(WHAT IS REQUIRED) Return each line of the records holding the string "Bureau".

>> START INFORMATION SUPPLIED

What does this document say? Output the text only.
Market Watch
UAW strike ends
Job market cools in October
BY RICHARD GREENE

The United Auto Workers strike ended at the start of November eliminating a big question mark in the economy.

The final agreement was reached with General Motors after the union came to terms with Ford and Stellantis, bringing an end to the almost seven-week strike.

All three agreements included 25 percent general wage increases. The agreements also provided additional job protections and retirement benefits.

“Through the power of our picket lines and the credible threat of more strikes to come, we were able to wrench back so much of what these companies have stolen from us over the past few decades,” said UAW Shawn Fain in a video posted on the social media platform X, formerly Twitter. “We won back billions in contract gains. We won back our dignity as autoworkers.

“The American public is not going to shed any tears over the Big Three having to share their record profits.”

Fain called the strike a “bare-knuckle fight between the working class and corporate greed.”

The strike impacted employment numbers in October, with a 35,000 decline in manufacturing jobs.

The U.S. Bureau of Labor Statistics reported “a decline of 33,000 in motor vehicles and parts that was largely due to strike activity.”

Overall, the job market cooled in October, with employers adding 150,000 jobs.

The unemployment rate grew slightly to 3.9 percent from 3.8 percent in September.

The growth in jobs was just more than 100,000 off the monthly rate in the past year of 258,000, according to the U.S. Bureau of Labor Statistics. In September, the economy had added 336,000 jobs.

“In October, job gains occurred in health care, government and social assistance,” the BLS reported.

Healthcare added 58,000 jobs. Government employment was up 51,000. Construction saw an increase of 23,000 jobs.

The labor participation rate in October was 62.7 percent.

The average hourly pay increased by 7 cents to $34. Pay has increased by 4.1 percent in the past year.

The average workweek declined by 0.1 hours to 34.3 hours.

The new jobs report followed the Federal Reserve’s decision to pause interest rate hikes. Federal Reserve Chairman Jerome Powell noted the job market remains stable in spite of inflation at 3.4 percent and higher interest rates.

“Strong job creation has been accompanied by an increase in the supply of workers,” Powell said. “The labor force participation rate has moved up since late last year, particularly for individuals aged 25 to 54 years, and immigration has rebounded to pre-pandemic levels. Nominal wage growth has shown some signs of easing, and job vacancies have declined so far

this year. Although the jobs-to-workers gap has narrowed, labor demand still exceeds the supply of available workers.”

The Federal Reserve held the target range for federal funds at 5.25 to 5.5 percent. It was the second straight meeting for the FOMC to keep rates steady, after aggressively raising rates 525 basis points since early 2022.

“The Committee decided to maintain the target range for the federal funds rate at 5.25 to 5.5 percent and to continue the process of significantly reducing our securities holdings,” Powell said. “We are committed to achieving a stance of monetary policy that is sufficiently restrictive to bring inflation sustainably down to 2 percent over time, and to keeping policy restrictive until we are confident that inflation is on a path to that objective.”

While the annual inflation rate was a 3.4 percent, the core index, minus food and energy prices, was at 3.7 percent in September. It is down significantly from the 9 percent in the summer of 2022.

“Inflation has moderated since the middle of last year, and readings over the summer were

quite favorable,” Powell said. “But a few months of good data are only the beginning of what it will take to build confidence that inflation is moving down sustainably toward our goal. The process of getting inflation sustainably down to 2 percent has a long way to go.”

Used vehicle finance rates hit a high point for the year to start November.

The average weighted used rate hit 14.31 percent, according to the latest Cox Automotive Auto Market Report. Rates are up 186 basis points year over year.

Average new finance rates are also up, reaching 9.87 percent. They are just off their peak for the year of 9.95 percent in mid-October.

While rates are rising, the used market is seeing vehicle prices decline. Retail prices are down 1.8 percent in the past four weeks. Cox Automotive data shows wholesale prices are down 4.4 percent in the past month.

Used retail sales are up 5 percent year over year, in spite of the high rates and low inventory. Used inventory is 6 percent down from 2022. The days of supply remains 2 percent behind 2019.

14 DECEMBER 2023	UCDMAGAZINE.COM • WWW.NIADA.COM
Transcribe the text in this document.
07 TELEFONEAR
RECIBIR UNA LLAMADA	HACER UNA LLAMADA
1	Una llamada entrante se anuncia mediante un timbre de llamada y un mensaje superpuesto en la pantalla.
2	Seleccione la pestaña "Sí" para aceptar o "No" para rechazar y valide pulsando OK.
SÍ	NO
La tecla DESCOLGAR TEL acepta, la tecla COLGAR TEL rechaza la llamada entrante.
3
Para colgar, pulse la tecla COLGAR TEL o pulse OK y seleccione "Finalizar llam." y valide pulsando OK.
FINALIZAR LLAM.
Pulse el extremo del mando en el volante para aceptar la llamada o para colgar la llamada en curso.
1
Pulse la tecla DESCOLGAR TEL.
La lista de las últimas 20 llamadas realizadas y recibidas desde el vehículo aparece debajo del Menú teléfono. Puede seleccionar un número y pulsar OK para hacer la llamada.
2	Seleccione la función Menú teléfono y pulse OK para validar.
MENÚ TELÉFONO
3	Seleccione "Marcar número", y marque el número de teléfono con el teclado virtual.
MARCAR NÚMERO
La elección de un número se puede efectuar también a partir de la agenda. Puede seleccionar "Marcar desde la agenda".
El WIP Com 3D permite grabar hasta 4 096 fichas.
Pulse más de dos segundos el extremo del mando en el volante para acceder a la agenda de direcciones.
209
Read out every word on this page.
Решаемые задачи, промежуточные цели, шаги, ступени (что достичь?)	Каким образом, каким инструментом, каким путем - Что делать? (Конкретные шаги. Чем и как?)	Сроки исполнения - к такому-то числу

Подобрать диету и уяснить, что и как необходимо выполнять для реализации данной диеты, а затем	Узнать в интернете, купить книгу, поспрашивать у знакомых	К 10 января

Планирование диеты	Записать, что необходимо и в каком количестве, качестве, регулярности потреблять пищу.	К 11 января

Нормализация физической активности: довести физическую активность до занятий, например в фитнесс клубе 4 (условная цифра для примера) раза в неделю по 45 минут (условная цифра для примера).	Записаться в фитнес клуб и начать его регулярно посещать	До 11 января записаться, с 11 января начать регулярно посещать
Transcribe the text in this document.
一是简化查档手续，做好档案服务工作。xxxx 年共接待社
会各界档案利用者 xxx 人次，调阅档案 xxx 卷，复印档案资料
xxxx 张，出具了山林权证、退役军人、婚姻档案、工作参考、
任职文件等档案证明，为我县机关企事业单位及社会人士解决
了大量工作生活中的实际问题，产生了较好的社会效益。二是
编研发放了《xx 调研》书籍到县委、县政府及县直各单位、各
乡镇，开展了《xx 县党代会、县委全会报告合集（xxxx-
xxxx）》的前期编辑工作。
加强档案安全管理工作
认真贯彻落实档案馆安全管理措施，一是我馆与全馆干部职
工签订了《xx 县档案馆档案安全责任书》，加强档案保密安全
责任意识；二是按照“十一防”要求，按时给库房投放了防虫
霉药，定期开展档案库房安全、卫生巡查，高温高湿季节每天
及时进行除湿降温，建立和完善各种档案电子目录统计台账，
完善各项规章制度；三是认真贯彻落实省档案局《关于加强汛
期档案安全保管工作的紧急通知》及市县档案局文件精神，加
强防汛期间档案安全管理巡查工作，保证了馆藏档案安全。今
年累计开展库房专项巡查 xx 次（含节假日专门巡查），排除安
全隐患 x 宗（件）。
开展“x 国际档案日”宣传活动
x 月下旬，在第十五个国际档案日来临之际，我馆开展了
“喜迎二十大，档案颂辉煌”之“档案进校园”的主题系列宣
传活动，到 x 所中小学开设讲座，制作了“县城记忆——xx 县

>> END INFORMATION SUPPLIED

(COMPLETED EXERCISE)
The U.S. Bureau of Labor Statistics reported “a decline of 33,000 in motor vehicles and parts that was largely due to strike activity.”
The growth in jobs was just more than 100,000 off the monthly rate in the past year of 258,000, according to the U.S. Bureau of Labor Statistics. In September, the economy had added 336,000 jobs.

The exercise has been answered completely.